Collected data entries

§ §

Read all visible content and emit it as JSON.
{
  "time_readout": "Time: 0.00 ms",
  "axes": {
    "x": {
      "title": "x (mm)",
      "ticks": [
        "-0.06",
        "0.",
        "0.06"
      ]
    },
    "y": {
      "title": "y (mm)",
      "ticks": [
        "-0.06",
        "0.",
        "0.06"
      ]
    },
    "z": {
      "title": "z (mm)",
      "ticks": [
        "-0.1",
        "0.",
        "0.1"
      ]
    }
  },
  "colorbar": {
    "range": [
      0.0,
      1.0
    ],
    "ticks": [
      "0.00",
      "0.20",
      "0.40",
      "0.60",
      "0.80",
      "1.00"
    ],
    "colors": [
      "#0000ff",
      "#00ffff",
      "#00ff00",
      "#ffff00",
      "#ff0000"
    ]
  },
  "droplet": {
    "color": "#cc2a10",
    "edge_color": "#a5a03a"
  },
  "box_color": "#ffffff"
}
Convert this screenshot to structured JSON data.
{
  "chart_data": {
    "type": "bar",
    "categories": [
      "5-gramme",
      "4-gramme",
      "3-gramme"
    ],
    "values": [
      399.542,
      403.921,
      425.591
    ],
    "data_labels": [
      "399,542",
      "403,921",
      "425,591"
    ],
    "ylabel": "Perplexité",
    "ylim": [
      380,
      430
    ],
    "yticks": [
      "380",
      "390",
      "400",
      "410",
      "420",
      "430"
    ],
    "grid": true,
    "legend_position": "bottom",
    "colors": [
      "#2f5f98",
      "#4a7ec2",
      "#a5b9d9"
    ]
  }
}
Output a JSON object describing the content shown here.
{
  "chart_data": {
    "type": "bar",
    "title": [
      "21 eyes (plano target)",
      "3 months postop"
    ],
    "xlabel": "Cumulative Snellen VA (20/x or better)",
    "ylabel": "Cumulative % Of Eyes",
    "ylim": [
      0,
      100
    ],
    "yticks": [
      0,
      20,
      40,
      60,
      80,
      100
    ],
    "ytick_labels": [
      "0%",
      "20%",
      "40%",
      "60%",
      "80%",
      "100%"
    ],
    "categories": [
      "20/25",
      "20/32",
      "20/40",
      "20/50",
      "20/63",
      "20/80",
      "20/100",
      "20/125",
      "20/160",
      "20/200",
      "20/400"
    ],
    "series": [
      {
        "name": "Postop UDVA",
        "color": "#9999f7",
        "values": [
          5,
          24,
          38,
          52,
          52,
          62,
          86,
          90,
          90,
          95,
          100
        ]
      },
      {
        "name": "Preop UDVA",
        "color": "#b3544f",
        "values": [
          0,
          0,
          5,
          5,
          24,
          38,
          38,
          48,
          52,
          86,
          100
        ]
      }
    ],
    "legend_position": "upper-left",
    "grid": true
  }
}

§ §

Using the data above, repeat every line exactly.

Read all visible content and emit it as JSON.
{
  "time_readout": "Time: 0.00 ms",
  "axes": {
    "x": {
      "title": "x (mm)",
      "ticks": [
        "-0.06",
        "0.",
        "0.06"
      ]
    },
    "y": {
      "title": "y (mm)",
      "ticks": [
        "-0.06",
        "0.",
        "0.06"
      ]
    },
    "z": {
      "title": "z (mm)",
      "ticks": [
        "-0.1",
        "0.",
        "0.1"
      ]
    }
  },
  "colorbar": {
    "range": [
      0.0,
      1.0
    ],
    "ticks": [
      "0.00",
      "0.20",
      "0.40",
      "0.60",
      "0.80",
      "1.00"
    ],
    "colors": [
      "#0000ff",
      "#00ffff",
      "#00ff00",
      "#ffff00",
      "#ff0000"
    ]
  },
  "droplet": {
    "color": "#cc2a10",
    "edge_color": "#a5a03a"
  },
  "box_color": "#ffffff"
}
Convert this screenshot to structured JSON data.
{
  "chart_data": {
    "type": "bar",
    "categories": [
      "5-gramme",
      "4-gramme",
      "3-gramme"
    ],
    "values": [
      399.542,
      403.921,
      425.591
    ],
    "data_labels": [
      "399,542",
      "403,921",
      "425,591"
    ],
    "ylabel": "Perplexité",
    "ylim": [
      380,
      430
    ],
    "yticks": [
      "380",
      "390",
      "400",
      "410",
      "420",
      "430"
    ],
    "grid": true,
    "legend_position": "bottom",
    "colors": [
      "#2f5f98",
      "#4a7ec2",
      "#a5b9d9"
    ]
  }
}
Output a JSON object describing the content shown here.
{
  "chart_data": {
    "type": "bar",
    "title": [
      "21 eyes (plano target)",
      "3 months postop"
    ],
    "xlabel": "Cumulative Snellen VA (20/x or better)",
    "ylabel": "Cumulative % Of Eyes",
    "ylim": [
      0,
      100
    ],
    "yticks": [
      0,
      20,
      40,
      60,
      80,
      100
    ],
    "ytick_labels": [
      "0%",
      "20%",
      "40%",
      "60%",
      "80%",
      "100%"
    ],
    "categories": [
      "20/25",
      "20/32",
      "20/40",
      "20/50",
      "20/63",
      "20/80",
      "20/100",
      "20/125",
      "20/160",
      "20/200",
      "20/400"
    ],
    "series": [
      {
        "name": "Postop UDVA",
        "color": "#9999f7",
        "values": [
          5,
          24,
          38,
          52,
          52,
          62,
          86,
          90,
          90,
          95,
          100
        ]
      },
      {
        "name": "Preop UDVA",
        "color": "#b3544f",
        "values": [
          0,
          0,
          5,
          5,
          24,
          38,
          38,
          48,
          52,
          86,
          100
        ]
      }
    ],
    "legend_position": "upper-left",
    "grid": true
  }
}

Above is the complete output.